- DATA LINES
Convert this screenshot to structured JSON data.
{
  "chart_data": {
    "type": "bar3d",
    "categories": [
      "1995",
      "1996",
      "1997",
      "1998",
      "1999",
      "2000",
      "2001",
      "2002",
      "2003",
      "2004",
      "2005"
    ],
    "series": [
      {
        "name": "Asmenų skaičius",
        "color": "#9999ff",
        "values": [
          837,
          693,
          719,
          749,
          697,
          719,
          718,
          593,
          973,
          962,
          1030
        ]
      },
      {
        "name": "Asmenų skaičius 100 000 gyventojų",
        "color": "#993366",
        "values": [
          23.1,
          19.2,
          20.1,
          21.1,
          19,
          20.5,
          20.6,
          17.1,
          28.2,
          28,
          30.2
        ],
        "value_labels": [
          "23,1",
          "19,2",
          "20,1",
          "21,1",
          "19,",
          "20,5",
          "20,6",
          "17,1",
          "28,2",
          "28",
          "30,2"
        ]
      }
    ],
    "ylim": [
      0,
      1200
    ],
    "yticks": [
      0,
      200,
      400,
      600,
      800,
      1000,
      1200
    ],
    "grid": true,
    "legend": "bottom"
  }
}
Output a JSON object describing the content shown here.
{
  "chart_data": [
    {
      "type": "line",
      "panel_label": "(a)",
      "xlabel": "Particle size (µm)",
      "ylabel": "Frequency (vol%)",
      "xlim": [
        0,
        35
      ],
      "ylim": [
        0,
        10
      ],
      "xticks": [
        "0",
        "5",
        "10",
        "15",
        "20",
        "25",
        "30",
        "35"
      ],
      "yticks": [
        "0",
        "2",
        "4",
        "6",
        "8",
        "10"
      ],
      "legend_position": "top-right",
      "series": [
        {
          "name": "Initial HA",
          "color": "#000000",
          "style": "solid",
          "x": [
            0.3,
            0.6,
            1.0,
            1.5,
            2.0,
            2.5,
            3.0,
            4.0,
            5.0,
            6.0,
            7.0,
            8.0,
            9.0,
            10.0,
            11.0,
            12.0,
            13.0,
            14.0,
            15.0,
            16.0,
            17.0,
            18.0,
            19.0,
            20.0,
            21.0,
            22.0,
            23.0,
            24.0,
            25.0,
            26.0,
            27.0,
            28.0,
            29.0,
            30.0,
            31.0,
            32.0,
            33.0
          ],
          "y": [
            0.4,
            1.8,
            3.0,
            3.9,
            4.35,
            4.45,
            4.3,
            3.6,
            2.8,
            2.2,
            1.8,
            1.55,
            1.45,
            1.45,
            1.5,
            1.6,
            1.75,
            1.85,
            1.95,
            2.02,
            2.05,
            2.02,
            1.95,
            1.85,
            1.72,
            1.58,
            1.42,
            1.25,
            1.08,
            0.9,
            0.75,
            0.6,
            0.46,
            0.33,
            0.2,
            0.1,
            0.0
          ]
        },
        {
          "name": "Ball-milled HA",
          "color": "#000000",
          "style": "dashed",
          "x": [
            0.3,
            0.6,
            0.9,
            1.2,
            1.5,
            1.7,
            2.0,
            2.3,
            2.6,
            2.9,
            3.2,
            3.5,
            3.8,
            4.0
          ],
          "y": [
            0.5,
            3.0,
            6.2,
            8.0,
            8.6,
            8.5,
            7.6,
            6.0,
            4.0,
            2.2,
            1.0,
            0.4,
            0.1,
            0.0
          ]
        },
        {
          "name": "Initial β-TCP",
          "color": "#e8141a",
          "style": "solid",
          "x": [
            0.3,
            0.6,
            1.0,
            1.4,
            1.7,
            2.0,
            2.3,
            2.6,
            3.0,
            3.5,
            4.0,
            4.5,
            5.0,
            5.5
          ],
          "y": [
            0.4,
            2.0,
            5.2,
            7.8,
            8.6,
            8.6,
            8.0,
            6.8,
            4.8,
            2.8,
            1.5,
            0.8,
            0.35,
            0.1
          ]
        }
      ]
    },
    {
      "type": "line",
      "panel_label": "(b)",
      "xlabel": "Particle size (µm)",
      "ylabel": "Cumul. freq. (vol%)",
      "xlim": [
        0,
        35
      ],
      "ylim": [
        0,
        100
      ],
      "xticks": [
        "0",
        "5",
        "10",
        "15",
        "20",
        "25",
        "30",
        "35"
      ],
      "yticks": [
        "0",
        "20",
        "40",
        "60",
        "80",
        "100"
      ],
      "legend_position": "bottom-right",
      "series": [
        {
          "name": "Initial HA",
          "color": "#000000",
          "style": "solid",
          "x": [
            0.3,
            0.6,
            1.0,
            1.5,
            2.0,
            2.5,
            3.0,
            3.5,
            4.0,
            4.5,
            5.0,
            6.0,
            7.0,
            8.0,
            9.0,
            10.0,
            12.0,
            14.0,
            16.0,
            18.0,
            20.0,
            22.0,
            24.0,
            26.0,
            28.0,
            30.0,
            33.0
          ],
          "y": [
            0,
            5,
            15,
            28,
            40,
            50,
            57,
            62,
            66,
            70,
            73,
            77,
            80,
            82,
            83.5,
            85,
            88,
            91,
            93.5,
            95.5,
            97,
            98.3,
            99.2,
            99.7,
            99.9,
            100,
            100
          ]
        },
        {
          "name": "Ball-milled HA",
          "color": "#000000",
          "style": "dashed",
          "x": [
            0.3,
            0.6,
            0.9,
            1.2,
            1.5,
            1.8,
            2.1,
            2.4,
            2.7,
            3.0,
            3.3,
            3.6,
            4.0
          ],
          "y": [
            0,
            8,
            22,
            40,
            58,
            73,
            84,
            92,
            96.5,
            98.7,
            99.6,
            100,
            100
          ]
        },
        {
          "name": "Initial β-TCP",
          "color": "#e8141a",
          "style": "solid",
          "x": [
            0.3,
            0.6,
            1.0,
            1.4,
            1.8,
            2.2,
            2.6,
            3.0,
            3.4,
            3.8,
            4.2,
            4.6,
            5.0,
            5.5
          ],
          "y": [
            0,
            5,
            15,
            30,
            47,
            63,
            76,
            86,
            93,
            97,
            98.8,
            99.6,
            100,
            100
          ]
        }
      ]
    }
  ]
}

- WRITTEN EXERCISE
From the entries above, copy each line holding "bottom".

- RESPONSE
    "legend": "bottom"
      "legend_position": "bottom-right",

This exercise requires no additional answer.